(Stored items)

*-*-*

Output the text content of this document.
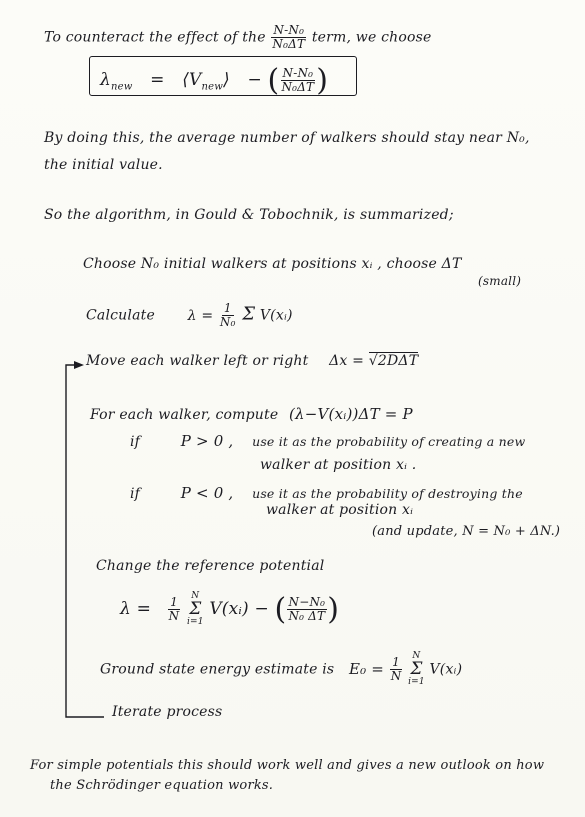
To counteract the effect of the $\frac{\text{N-N₀}}{\text{N₀ΔT}}$ term, we choose
$\lambda_{new}$ = $⟨V_{new}⟩$ − ( $\frac{\text{N-N₀}}{\text{N₀ΔT}}$ )
By doing this, the average number of walkers should stay near N₀,
the initial value.
So the algorithm, in Gould & Tobochnik, is summarized;
Choose N₀ initial walkers at positions xᵢ , choose ΔT
(small)
Calculate $\lambda = \frac{1}{\text{N₀}}$ Σ V(xᵢ)
Move each walker left or right Δx = √2DΔT
For each walker, compute (λ−V(xᵢ))ΔT = P
if	P > 0 , use it as the probability of creating a new
walker at position xᵢ .
if	P < 0 , use it as the probability of destroying the
walker at position xᵢ
(and update, N = N₀ + ΔN.)
Change the reference potential
$\lambda = \frac{1}{N}$
N
Σ
i=1
V(xᵢ) − ( $\frac{\text{N−N₀}}{\text{N₀ ΔT}}$ )
Ground state energy estimate is $E_0 = \frac{1}{N}$
N
Σ
i=1
V(xᵢ)
Iterate process
For simple potentials this should work well and gives a new outlook on how
the Schrödinger equation works.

*-*-*

== Problem to work on ==
Transcribe all the data word for word; the images stay out.

== Finished task ==
Output the text content of this document.
To counteract the effect of the $\frac{\text{N-N₀}}{\text{N₀ΔT}}$ term, we choose
$\lambda_{new}$ = $⟨V_{new}⟩$ − ( $\frac{\text{N-N₀}}{\text{N₀ΔT}}$ )
By doing this, the average number of walkers should stay near N₀,
the initial value.
So the algorithm, in Gould & Tobochnik, is summarized;
Choose N₀ initial walkers at positions xᵢ , choose ΔT
(small)
Calculate $\lambda = \frac{1}{\text{N₀}}$ Σ V(xᵢ)
Move each walker left or right Δx = √2DΔT
For each walker, compute (λ−V(xᵢ))ΔT = P
if	P > 0 , use it as the probability of creating a new
walker at position xᵢ .
if	P < 0 , use it as the probability of destroying the
walker at position xᵢ
(and update, N = N₀ + ΔN.)
Change the reference potential
$\lambda = \frac{1}{N}$
N
Σ
i=1
V(xᵢ) − ( $\frac{\text{N−N₀}}{\text{N₀ ΔT}}$ )
Ground state energy estimate is $E_0 = \frac{1}{N}$
N
Σ
i=1
V(xᵢ)
Iterate process
For simple potentials this should work well and gives a new outlook on how
the Schrödinger equation works.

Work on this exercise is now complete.